*Required task*
Gather each line of the entries below that includes "AACSB".

*Dataset records*
──────────────────────────────
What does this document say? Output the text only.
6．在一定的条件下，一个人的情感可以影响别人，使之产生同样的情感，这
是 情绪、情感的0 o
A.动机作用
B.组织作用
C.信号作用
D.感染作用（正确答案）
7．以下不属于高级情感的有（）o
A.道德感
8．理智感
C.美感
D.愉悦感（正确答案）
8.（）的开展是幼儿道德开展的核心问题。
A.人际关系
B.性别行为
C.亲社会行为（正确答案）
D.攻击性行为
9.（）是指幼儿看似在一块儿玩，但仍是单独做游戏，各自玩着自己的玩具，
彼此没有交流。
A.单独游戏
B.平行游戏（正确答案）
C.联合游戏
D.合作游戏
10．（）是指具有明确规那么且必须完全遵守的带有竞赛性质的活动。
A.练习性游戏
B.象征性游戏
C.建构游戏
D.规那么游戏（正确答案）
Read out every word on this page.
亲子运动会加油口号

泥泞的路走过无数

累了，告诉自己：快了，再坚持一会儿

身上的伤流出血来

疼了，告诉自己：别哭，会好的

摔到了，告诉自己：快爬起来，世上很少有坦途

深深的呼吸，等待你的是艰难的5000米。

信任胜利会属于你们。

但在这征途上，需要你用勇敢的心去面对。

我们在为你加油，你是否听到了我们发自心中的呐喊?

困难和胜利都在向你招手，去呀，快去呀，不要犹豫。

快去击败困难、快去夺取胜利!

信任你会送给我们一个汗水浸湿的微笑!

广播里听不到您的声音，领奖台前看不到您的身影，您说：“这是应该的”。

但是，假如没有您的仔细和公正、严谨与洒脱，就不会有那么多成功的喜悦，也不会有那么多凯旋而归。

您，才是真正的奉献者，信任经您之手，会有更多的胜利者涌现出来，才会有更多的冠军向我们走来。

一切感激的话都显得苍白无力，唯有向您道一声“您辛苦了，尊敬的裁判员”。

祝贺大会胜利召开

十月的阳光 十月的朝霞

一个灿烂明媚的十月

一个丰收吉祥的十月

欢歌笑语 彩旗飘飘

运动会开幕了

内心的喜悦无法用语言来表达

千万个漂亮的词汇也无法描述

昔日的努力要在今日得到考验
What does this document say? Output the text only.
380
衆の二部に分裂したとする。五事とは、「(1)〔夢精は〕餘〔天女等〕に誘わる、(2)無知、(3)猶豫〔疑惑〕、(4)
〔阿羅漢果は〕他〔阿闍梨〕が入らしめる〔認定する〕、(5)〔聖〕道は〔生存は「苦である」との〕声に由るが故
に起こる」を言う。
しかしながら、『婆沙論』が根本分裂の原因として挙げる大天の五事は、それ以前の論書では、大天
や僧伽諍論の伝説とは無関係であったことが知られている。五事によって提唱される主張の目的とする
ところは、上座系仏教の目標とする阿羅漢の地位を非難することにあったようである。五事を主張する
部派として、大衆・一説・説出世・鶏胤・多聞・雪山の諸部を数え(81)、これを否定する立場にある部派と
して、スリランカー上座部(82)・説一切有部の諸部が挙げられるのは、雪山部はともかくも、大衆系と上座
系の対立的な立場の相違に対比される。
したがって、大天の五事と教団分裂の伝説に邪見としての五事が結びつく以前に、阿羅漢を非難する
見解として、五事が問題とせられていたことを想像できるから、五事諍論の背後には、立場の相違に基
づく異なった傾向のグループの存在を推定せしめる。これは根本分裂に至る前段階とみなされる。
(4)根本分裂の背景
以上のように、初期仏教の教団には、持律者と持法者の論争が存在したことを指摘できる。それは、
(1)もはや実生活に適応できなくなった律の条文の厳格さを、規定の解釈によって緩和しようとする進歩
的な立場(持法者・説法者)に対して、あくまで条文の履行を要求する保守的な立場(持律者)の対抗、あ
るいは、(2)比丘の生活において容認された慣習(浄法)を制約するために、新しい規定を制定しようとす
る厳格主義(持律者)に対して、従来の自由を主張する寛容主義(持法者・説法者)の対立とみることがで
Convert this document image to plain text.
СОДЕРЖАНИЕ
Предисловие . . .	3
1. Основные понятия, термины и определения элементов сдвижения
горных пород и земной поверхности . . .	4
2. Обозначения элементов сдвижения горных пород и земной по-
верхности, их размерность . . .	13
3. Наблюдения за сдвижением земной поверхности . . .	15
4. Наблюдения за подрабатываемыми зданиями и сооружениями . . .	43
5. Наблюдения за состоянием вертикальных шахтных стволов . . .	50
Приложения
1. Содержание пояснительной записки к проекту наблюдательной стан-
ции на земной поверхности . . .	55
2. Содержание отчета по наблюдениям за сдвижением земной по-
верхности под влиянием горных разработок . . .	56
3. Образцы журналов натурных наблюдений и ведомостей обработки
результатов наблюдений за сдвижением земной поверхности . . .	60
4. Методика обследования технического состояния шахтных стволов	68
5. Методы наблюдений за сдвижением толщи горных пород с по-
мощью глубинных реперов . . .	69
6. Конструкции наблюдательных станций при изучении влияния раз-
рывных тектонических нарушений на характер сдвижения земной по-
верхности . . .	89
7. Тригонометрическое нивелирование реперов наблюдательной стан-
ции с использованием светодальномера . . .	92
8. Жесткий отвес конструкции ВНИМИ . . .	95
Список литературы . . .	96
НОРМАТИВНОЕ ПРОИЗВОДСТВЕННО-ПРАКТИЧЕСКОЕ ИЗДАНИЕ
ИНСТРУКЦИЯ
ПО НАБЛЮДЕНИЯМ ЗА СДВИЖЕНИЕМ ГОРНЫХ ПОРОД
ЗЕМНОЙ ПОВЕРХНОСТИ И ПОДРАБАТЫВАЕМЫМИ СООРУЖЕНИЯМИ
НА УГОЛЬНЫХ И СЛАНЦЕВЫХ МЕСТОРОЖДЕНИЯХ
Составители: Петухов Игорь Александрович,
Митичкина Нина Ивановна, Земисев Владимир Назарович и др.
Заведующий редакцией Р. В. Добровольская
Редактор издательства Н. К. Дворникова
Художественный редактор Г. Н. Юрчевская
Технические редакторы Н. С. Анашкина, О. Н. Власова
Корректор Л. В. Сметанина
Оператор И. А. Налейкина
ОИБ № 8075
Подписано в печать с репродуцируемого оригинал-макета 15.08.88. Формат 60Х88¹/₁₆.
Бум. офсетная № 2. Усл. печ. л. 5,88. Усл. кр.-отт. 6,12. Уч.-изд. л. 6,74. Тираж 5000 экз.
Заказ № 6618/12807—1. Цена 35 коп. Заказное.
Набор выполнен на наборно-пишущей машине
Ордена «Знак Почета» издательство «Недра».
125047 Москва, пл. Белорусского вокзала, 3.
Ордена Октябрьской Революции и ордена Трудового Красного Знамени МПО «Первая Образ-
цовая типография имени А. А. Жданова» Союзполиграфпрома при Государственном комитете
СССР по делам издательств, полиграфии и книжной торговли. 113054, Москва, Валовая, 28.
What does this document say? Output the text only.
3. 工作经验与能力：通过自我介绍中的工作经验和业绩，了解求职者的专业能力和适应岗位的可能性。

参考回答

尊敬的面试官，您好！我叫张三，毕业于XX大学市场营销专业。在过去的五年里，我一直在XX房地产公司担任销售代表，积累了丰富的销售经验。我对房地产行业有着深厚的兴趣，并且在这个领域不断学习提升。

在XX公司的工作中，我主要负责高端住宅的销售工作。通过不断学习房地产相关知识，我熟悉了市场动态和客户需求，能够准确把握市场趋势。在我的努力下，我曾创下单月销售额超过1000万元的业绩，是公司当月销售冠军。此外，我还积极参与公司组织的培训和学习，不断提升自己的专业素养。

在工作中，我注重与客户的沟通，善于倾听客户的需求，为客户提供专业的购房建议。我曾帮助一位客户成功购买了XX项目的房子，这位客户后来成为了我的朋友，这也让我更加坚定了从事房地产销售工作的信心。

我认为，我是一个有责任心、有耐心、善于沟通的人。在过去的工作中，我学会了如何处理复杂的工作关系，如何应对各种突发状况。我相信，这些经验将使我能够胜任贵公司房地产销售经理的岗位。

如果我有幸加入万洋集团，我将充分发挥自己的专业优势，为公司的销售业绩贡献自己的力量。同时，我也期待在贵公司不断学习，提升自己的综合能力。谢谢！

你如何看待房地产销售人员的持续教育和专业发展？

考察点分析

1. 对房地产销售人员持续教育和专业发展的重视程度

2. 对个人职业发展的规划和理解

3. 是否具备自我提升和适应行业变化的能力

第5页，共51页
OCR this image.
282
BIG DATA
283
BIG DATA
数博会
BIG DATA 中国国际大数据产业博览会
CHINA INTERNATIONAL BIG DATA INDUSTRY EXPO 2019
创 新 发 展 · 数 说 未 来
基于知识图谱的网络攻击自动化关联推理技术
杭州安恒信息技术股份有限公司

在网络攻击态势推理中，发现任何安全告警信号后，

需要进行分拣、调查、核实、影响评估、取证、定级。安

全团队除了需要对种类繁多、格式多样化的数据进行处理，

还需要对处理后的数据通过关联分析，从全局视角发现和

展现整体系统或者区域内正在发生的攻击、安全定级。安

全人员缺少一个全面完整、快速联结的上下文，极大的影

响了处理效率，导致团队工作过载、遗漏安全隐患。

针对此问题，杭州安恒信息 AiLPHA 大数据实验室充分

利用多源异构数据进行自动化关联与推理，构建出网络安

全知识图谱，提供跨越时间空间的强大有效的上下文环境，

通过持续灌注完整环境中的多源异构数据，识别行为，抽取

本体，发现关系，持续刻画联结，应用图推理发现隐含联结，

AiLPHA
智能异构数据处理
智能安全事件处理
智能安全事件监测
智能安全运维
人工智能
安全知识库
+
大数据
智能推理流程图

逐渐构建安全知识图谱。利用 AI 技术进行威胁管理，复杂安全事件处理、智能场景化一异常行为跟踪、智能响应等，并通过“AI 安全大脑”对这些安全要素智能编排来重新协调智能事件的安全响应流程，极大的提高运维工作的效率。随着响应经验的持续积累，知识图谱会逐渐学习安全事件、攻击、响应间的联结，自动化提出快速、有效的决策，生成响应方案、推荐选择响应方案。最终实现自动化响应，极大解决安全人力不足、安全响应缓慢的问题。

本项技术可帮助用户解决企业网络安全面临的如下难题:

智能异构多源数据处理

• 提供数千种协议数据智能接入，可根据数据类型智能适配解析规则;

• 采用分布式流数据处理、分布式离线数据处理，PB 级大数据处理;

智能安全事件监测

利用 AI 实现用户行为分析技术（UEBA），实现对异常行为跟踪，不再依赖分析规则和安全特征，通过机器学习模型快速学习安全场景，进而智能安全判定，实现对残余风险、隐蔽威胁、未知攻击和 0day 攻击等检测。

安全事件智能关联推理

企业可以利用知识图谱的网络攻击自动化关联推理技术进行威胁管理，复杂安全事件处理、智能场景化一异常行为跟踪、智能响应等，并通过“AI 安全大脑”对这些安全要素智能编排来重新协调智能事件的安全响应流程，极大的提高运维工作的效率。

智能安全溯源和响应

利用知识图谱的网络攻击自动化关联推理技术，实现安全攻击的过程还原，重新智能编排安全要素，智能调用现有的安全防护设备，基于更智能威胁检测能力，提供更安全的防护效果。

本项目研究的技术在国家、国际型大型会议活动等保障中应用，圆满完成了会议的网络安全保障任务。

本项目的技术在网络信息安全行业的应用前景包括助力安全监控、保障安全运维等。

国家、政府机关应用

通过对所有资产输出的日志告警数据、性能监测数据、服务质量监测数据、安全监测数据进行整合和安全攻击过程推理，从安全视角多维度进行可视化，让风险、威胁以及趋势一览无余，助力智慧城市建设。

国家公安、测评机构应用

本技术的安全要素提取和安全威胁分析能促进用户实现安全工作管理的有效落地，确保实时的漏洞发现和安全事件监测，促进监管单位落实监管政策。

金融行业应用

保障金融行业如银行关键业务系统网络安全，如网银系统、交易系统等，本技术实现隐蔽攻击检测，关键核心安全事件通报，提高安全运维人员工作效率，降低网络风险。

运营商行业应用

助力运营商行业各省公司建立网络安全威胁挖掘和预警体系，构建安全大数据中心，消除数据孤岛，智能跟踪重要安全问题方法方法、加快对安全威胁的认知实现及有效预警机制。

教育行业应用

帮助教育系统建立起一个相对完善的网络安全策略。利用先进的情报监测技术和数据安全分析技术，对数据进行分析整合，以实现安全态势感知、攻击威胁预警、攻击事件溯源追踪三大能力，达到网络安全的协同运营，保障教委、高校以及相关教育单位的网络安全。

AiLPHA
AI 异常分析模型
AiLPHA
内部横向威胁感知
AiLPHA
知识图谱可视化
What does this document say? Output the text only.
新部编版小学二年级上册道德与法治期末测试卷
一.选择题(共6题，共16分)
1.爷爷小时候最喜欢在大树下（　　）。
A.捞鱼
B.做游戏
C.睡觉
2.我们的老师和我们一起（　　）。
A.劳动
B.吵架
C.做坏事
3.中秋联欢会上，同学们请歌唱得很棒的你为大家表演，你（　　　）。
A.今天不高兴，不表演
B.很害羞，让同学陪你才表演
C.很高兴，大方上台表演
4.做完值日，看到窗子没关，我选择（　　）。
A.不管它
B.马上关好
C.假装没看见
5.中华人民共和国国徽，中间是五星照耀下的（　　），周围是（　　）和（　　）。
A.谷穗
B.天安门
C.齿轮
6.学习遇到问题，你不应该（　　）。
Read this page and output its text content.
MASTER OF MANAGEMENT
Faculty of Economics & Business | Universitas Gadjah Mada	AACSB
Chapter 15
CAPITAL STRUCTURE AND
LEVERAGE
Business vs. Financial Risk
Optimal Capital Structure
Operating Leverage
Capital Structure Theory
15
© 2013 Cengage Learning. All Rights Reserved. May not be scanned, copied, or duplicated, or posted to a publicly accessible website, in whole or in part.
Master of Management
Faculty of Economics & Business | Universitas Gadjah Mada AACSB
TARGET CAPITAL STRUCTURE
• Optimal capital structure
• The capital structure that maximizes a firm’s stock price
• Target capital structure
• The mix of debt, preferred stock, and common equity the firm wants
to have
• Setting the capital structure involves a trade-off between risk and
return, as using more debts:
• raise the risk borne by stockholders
──────────────────────────────
*Solved exercise*
Faculty of Economics & Business | Universitas Gadjah Mada	AACSB
Faculty of Economics & Business | Universitas Gadjah Mada AACSB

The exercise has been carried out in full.